(Rows from a figure dataset)
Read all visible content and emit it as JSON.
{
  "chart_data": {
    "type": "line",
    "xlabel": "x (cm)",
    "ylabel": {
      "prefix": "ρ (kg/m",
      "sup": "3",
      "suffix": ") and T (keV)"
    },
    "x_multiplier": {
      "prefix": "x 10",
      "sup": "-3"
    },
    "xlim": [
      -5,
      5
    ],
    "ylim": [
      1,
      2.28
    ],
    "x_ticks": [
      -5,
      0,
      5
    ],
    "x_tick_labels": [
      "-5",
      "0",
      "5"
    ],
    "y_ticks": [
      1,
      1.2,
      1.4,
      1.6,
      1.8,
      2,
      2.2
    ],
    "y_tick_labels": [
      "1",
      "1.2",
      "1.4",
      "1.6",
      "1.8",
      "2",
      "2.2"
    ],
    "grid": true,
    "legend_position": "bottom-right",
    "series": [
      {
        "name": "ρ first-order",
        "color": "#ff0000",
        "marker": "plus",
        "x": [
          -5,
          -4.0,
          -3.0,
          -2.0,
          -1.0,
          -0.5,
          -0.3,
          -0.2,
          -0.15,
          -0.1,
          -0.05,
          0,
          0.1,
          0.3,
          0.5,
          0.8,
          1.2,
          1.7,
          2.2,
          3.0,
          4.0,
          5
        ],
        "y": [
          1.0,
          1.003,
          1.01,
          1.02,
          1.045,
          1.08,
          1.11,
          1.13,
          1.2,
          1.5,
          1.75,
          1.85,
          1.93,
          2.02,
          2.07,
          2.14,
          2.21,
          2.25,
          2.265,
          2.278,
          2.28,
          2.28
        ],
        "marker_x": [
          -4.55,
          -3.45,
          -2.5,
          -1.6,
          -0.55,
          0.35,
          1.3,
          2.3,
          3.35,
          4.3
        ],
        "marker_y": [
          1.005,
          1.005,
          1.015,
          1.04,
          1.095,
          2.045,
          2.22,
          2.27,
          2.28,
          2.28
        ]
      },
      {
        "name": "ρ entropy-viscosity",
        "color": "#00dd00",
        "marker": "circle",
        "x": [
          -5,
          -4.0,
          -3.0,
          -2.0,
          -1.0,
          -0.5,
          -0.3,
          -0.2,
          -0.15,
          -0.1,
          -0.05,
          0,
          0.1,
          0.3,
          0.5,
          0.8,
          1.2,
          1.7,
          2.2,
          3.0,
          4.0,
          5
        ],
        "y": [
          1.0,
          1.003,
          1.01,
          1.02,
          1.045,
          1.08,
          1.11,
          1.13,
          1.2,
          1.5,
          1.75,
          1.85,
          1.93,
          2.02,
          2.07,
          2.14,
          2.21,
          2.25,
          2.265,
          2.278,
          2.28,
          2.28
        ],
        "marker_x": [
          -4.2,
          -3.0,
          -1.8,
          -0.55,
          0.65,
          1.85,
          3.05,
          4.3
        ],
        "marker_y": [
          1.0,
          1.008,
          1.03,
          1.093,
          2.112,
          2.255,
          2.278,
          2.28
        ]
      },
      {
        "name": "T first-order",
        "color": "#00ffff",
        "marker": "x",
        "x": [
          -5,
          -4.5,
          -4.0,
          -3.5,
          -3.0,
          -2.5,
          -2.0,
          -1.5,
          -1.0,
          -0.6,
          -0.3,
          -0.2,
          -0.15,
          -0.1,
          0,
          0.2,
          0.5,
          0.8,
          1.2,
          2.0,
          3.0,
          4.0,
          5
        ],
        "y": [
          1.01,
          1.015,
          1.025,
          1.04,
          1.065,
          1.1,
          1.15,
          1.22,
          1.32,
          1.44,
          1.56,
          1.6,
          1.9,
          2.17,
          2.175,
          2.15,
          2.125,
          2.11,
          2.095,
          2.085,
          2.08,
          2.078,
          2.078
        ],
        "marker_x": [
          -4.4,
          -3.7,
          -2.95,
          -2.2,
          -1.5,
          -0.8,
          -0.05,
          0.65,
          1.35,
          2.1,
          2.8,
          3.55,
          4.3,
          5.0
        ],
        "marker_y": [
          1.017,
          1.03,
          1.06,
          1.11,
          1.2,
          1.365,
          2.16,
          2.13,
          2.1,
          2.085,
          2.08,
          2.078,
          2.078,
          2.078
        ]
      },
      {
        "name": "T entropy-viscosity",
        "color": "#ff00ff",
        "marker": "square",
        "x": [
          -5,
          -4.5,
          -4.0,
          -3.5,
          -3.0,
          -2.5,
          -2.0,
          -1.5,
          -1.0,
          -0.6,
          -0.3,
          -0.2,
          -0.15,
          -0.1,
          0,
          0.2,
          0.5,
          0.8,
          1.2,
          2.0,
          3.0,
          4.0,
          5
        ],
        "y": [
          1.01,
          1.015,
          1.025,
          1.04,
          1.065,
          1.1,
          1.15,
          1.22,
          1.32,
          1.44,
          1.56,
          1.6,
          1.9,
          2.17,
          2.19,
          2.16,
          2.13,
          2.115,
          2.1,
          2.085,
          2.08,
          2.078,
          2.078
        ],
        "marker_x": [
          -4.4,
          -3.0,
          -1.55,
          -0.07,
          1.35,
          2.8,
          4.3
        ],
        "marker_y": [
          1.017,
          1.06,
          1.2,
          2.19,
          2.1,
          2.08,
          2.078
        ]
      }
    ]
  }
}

(TASK DIRECTIONS) Every record shown above must be echoed exactly.

(OUTPUT)
Read all visible content and emit it as JSON.
{
  "chart_data": {
    "type": "line",
    "xlabel": "x (cm)",
    "ylabel": {
      "prefix": "ρ (kg/m",
      "sup": "3",
      "suffix": ") and T (keV)"
    },
    "x_multiplier": {
      "prefix": "x 10",
      "sup": "-3"
    },
    "xlim": [
      -5,
      5
    ],
    "ylim": [
      1,
      2.28
    ],
    "x_ticks": [
      -5,
      0,
      5
    ],
    "x_tick_labels": [
      "-5",
      "0",
      "5"
    ],
    "y_ticks": [
      1,
      1.2,
      1.4,
      1.6,
      1.8,
      2,
      2.2
    ],
    "y_tick_labels": [
      "1",
      "1.2",
      "1.4",
      "1.6",
      "1.8",
      "2",
      "2.2"
    ],
    "grid": true,
    "legend_position": "bottom-right",
    "series": [
      {
        "name": "ρ first-order",
        "color": "#ff0000",
        "marker": "plus",
        "x": [
          -5,
          -4.0,
          -3.0,
          -2.0,
          -1.0,
          -0.5,
          -0.3,
          -0.2,
          -0.15,
          -0.1,
          -0.05,
          0,
          0.1,
          0.3,
          0.5,
          0.8,
          1.2,
          1.7,
          2.2,
          3.0,
          4.0,
          5
        ],
        "y": [
          1.0,
          1.003,
          1.01,
          1.02,
          1.045,
          1.08,
          1.11,
          1.13,
          1.2,
          1.5,
          1.75,
          1.85,
          1.93,
          2.02,
          2.07,
          2.14,
          2.21,
          2.25,
          2.265,
          2.278,
          2.28,
          2.28
        ],
        "marker_x": [
          -4.55,
          -3.45,
          -2.5,
          -1.6,
          -0.55,
          0.35,
          1.3,
          2.3,
          3.35,
          4.3
        ],
        "marker_y": [
          1.005,
          1.005,
          1.015,
          1.04,
          1.095,
          2.045,
          2.22,
          2.27,
          2.28,
          2.28
        ]
      },
      {
        "name": "ρ entropy-viscosity",
        "color": "#00dd00",
        "marker": "circle",
        "x": [
          -5,
          -4.0,
          -3.0,
          -2.0,
          -1.0,
          -0.5,
          -0.3,
          -0.2,
          -0.15,
          -0.1,
          -0.05,
          0,
          0.1,
          0.3,
          0.5,
          0.8,
          1.2,
          1.7,
          2.2,
          3.0,
          4.0,
          5
        ],
        "y": [
          1.0,
          1.003,
          1.01,
          1.02,
          1.045,
          1.08,
          1.11,
          1.13,
          1.2,
          1.5,
          1.75,
          1.85,
          1.93,
          2.02,
          2.07,
          2.14,
          2.21,
          2.25,
          2.265,
          2.278,
          2.28,
          2.28
        ],
        "marker_x": [
          -4.2,
          -3.0,
          -1.8,
          -0.55,
          0.65,
          1.85,
          3.05,
          4.3
        ],
        "marker_y": [
          1.0,
          1.008,
          1.03,
          1.093,
          2.112,
          2.255,
          2.278,
          2.28
        ]
      },
      {
        "name": "T first-order",
        "color": "#00ffff",
        "marker": "x",
        "x": [
          -5,
          -4.5,
          -4.0,
          -3.5,
          -3.0,
          -2.5,
          -2.0,
          -1.5,
          -1.0,
          -0.6,
          -0.3,
          -0.2,
          -0.15,
          -0.1,
          0,
          0.2,
          0.5,
          0.8,
          1.2,
          2.0,
          3.0,
          4.0,
          5
        ],
        "y": [
          1.01,
          1.015,
          1.025,
          1.04,
          1.065,
          1.1,
          1.15,
          1.22,
          1.32,
          1.44,
          1.56,
          1.6,
          1.9,
          2.17,
          2.175,
          2.15,
          2.125,
          2.11,
          2.095,
          2.085,
          2.08,
          2.078,
          2.078
        ],
        "marker_x": [
          -4.4,
          -3.7,
          -2.95,
          -2.2,
          -1.5,
          -0.8,
          -0.05,
          0.65,
          1.35,
          2.1,
          2.8,
          3.55,
          4.3,
          5.0
        ],
        "marker_y": [
          1.017,
          1.03,
          1.06,
          1.11,
          1.2,
          1.365,
          2.16,
          2.13,
          2.1,
          2.085,
          2.08,
          2.078,
          2.078,
          2.078
        ]
      },
      {
        "name": "T entropy-viscosity",
        "color": "#ff00ff",
        "marker": "square",
        "x": [
          -5,
          -4.5,
          -4.0,
          -3.5,
          -3.0,
          -2.5,
          -2.0,
          -1.5,
          -1.0,
          -0.6,
          -0.3,
          -0.2,
          -0.15,
          -0.1,
          0,
          0.2,
          0.5,
          0.8,
          1.2,
          2.0,
          3.0,
          4.0,
          5
        ],
        "y": [
          1.01,
          1.015,
          1.025,
          1.04,
          1.065,
          1.1,
          1.15,
          1.22,
          1.32,
          1.44,
          1.56,
          1.6,
          1.9,
          2.17,
          2.19,
          2.16,
          2.13,
          2.115,
          2.1,
          2.085,
          2.08,
          2.078,
          2.078
        ],
        "marker_x": [
          -4.4,
          -3.0,
          -1.55,
          -0.07,
          1.35,
          2.8,
          4.3
        ],
        "marker_y": [
          1.017,
          1.06,
          1.2,
          2.19,
          2.1,
          2.08,
          2.078
        ]
      }
    ]
  }
}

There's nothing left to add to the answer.